## [EXCERPTED DATA]
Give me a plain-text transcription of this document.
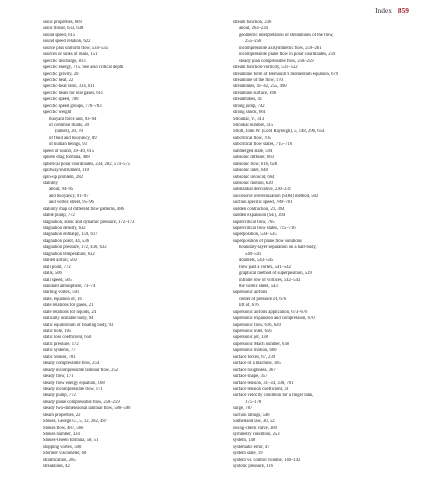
Index 859
sonic properties, 669
sonic throat, 633, 638
sound speed, 615
sound speed relation, 622
source plus uniform flow, 534–535
sources or sinks of mass, 151
specific discharge, 813
specific energy, 715. See also critical depth
specific gravity, 20
specific heat, 22
specific-heat ratio, 314, 611
specific heats for real gases, 611
specific speed, 780
specific speed groups, 778–783
specific weight
buoyant force and, 93–94
of common fluids, 20
(tables), 20, 70
of fluid and buoyancy, 89
of human beings, 93
speed of sound, 39–40, 615
sphere drag formula, 488
spherical polar coordinates, 234, 282, 574–575
spillway/instrument, 110
spin-up problem, 282
stability
about, 94–95
and buoyancy, 91–97
and vortex street, 95–96
stability map of different flow patterns, 486
stable pump, 772
stagnation, static and dynamic pressure, 172–173
stagnation density, 632
stagnation enthalpy, 159, 617
stagnation point, 44, 536
stagnation pressure, 172, 430, 632
stagnation temperature, 632
stalled airfoil, 502
stall point, 772
stalls, 506
stall speed, 505
standard atmosphere, 73–74
starting vortex, 501
state, equation of, 16
state relations for gases, 21
state relations for liquids, 24
statically unstable body, 94
static equilibrium of floating body, 93
static hole, 105
static loss coefficient, 650
static pressure, 172
static systems, 77
static Stokes, 781
steady compressible flow, 254
steady incompressible laminar flow, 252
steady flow, 171
steady flow energy equation, 168
steady incompressible flow, 171
steady pump, 772
steady plane compressible flow, 258–259
steady two-dimensional laminar flow, 588–590
steam properties, 22
Stokes, George G., 5, 12, 282, 487
Stokes flow, 487, 566
Stokes number, 334
Stokes-Oseen formula, 50, 51
stopping vortex, 500
Stormer viscometer, 60
stratification, 285
streaklines, 42
stream function, 236
about, 263–234
geometric interpretation of streamlines of the flow,
255–256
incompressible axisymmetric flow, 259–261
incompressible plane flow in polar coordinates, 259
steady plan compressible flow, 258–259
stream function-vorticity, 531–532
streamline form of Bernoulli’s momentum equation, 679
streamline of the flow, 170
streamlines, 41–42, 255, 490
streamline surface, 166
streamtubes, 41
strong jump, 742
strong shock, 661
Strouhal, V., 313
Strouhal number, 315
Strutt, John W. (Lord Rayleigh), 5, 148, 296, 654
subcritical flow, 705
subcritical flow states, 715–716
submerged state, 594
subsonic diffuser, 663
subsonic flow, 616, 620
subsonic inlet, 640
subsonic inviscid, 664
subsonic motion, 620
substantial derivative, 230–231
successive overrelaxation (SOR) method, 582
suction specific speed, 780–781
sudden contraction, 21, 394
sudden expansion (SE), 394
supercritical flow, 705
supercritical flow states, 715–716
superposition, 534–535
superposition of plane flow solutions
boundary-layer separation on a half-body,
540–541
doublets, 543–545
flow past a vortex, 541–542
graphical method of superposition, 539
infinite row of vortices, 542–543
the vortex sheet, 543
supersonic airfoils
center of pressure of, 676
lift of, 676
supersonic airfoils application, 673–676
supersonic expansion and compression, 670
supersonic flow, 616, 620
supersonic inlet, 656
supersonic jet, 138
supersonic Mach number, 638
supersonic motion, 660
surface forces, 67, 239
surface of a machine, 185
surface roughness, 367
surface shape, 357
surface tension, 31–34, 338, 701
surface tension coefficient, 31
surface velocity condition for a finger tank,
175–178
surge, 787
suction ratings, 540
Sutherland law, 30, 52
swing-check valve, 389
symmetry condition, 253
system, 140
systematic error, 47
system state, 19
system vs. control volume, 140–142
systolic pressure, 116
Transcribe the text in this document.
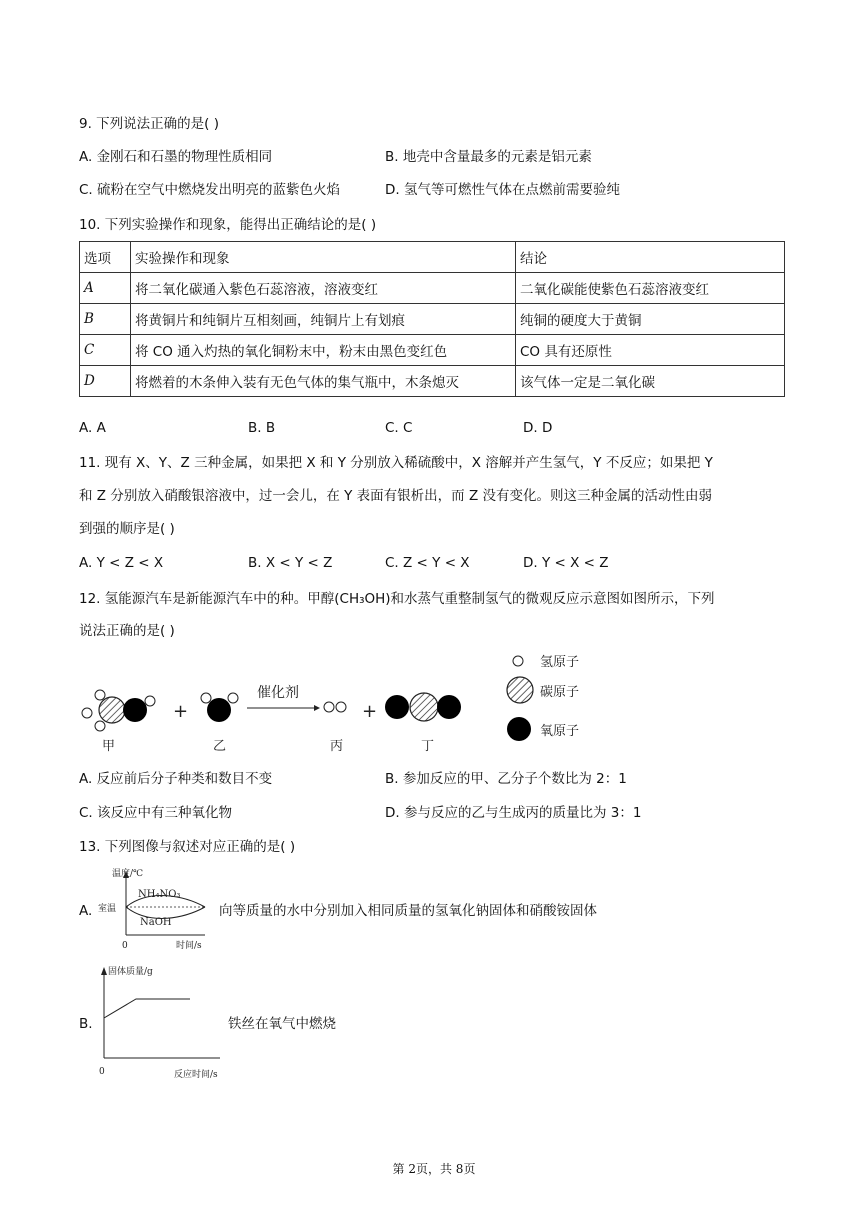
9. 下列说法正确的是( )
A. 金刚石和石墨的物理性质相同	B. 地壳中含量最多的元素是铝元素
C. 硫粉在空气中燃烧发出明亮的蓝紫色火焰	D. 氢气等可燃性气体在点燃前需要验纯
10. 下列实验操作和现象，能得出正确结论的是( )
选项	实验操作和现象	结论
A	将二氧化碳通入紫色石蕊溶液，溶液变红	二氧化碳能使紫色石蕊溶液变红
B	将黄铜片和纯铜片互相刻画，纯铜片上有划痕	纯铜的硬度大于黄铜
C	将 CO 通入灼热的氧化铜粉末中，粉末由黑色变红色	CO 具有还原性
D	将燃着的木条伸入装有无色气体的集气瓶中，木条熄灭	该气体一定是二氧化碳
A. A	B. B	C. C	D. D
11. 现有 X、Y、Z 三种金属，如果把 X 和 Y 分别放入稀硫酸中，X 溶解并产生氢气，Y 不反应；如果把 Y
和 Z 分别放入硝酸银溶液中，过一会儿，在 Y 表面有银析出，而 Z 没有变化。则这三种金属的活动性由弱
到强的顺序是( )
A. Y < Z < X	B. X < Y < Z	C. Z < Y < X	D. Y < X < Z
12. 氢能源汽车是新能源汽车中的种。甲醇(CH₃OH)和水蒸气重整制氢气的微观反应示意图如图所示，下列
说法正确的是( )
+
催化剂
+
甲	乙	丙	丁
氢原子
碳原子
氧原子
温度/℃
时间/s
0
室温
NH₄NO₃
NaOH
固体质量/g
反应时间/s
0
A. 反应前后分子种类和数目不变	B. 参加反应的甲、乙分子个数比为 2：1
C. 该反应中有三种氧化物	D. 参与反应的乙与生成丙的质量比为 3：1
13. 下列图像与叙述对应正确的是( )
A.	向等质量的水中分别加入相同质量的氢氧化钠固体和硝酸铵固体
B.	铁丝在氧气中燃烧
第 2页，共 8页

## [WRITTEN REQUEST]
Leave out the pictures and give the listing above again exactly.

## [RESULT]
Give me a plain-text transcription of this document.
Index 859
sonic properties, 669
sonic throat, 633, 638
sound speed, 615
sound speed relation, 622
source plus uniform flow, 534–535
sources or sinks of mass, 151
specific discharge, 813
specific energy, 715. See also critical depth
specific gravity, 20
specific heat, 22
specific-heat ratio, 314, 611
specific heats for real gases, 611
specific speed, 780
specific speed groups, 778–783
specific weight
buoyant force and, 93–94
of common fluids, 20
(tables), 20, 70
of fluid and buoyancy, 89
of human beings, 93
speed of sound, 39–40, 615
sphere drag formula, 488
spherical polar coordinates, 234, 282, 574–575
spillway/instrument, 110
spin-up problem, 282
stability
about, 94–95
and buoyancy, 91–97
and vortex street, 95–96
stability map of different flow patterns, 486
stable pump, 772
stagnation, static and dynamic pressure, 172–173
stagnation density, 632
stagnation enthalpy, 159, 617
stagnation point, 44, 536
stagnation pressure, 172, 430, 632
stagnation temperature, 632
stalled airfoil, 502
stall point, 772
stalls, 506
stall speed, 505
standard atmosphere, 73–74
starting vortex, 501
state, equation of, 16
state relations for gases, 21
state relations for liquids, 24
statically unstable body, 94
static equilibrium of floating body, 93
static hole, 105
static loss coefficient, 650
static pressure, 172
static systems, 77
static Stokes, 781
steady compressible flow, 254
steady incompressible laminar flow, 252
steady flow, 171
steady flow energy equation, 168
steady incompressible flow, 171
steady pump, 772
steady plane compressible flow, 258–259
steady two-dimensional laminar flow, 588–590
steam properties, 22
Stokes, George G., 5, 12, 282, 487
Stokes flow, 487, 566
Stokes number, 334
Stokes-Oseen formula, 50, 51
stopping vortex, 500
Stormer viscometer, 60
stratification, 285
streaklines, 42
stream function, 236
about, 263–234
geometric interpretation of streamlines of the flow,
255–256
incompressible axisymmetric flow, 259–261
incompressible plane flow in polar coordinates, 259
steady plan compressible flow, 258–259
stream function-vorticity, 531–532
streamline form of Bernoulli’s momentum equation, 679
streamline of the flow, 170
streamlines, 41–42, 255, 490
streamline surface, 166
streamtubes, 41
strong jump, 742
strong shock, 661
Strouhal, V., 313
Strouhal number, 315
Strutt, John W. (Lord Rayleigh), 5, 148, 296, 654
subcritical flow, 705
subcritical flow states, 715–716
submerged state, 594
subsonic diffuser, 663
subsonic flow, 616, 620
subsonic inlet, 640
subsonic inviscid, 664
subsonic motion, 620
substantial derivative, 230–231
successive overrelaxation (SOR) method, 582
suction specific speed, 780–781
sudden contraction, 21, 394
sudden expansion (SE), 394
supercritical flow, 705
supercritical flow states, 715–716
superposition, 534–535
superposition of plane flow solutions
boundary-layer separation on a half-body,
540–541
doublets, 543–545
flow past a vortex, 541–542
graphical method of superposition, 539
infinite row of vortices, 542–543
the vortex sheet, 543
supersonic airfoils
center of pressure of, 676
lift of, 676
supersonic airfoils application, 673–676
supersonic expansion and compression, 670
supersonic flow, 616, 620
supersonic inlet, 656
supersonic jet, 138
supersonic Mach number, 638
supersonic motion, 660
surface forces, 67, 239
surface of a machine, 185
surface roughness, 367
surface shape, 357
surface tension, 31–34, 338, 701
surface tension coefficient, 31
surface velocity condition for a finger tank,
175–178
surge, 787
suction ratings, 540
Sutherland law, 30, 52
swing-check valve, 389
symmetry condition, 253
system, 140
systematic error, 47
system state, 19
system vs. control volume, 140–142
systolic pressure, 116
Transcribe the text in this document.
9. 下列说法正确的是( )
A. 金刚石和石墨的物理性质相同	B. 地壳中含量最多的元素是铝元素
C. 硫粉在空气中燃烧发出明亮的蓝紫色火焰	D. 氢气等可燃性气体在点燃前需要验纯
10. 下列实验操作和现象，能得出正确结论的是( )
选项	实验操作和现象	结论
A	将二氧化碳通入紫色石蕊溶液，溶液变红	二氧化碳能使紫色石蕊溶液变红
B	将黄铜片和纯铜片互相刻画，纯铜片上有划痕	纯铜的硬度大于黄铜
C	将 CO 通入灼热的氧化铜粉末中，粉末由黑色变红色	CO 具有还原性
D	将燃着的木条伸入装有无色气体的集气瓶中，木条熄灭	该气体一定是二氧化碳
A. A	B. B	C. C	D. D
11. 现有 X、Y、Z 三种金属，如果把 X 和 Y 分别放入稀硫酸中，X 溶解并产生氢气，Y 不反应；如果把 Y
和 Z 分别放入硝酸银溶液中，过一会儿，在 Y 表面有银析出，而 Z 没有变化。则这三种金属的活动性由弱
到强的顺序是( )
A. Y < Z < X	B. X < Y < Z	C. Z < Y < X	D. Y < X < Z
12. 氢能源汽车是新能源汽车中的种。甲醇(CH₃OH)和水蒸气重整制氢气的微观反应示意图如图所示，下列
说法正确的是( )
+
催化剂
+
甲	乙	丙	丁
氢原子
碳原子
氧原子
温度/℃
时间/s
0
室温
NH₄NO₃
NaOH
固体质量/g
反应时间/s
0
A. 反应前后分子种类和数目不变	B. 参加反应的甲、乙分子个数比为 2：1
C. 该反应中有三种氧化物	D. 参与反应的乙与生成丙的质量比为 3：1
13. 下列图像与叙述对应正确的是( )
A.	向等质量的水中分别加入相同质量的氢氧化钠固体和硝酸铵固体
B.	铁丝在氧气中燃烧
第 2页，共 8页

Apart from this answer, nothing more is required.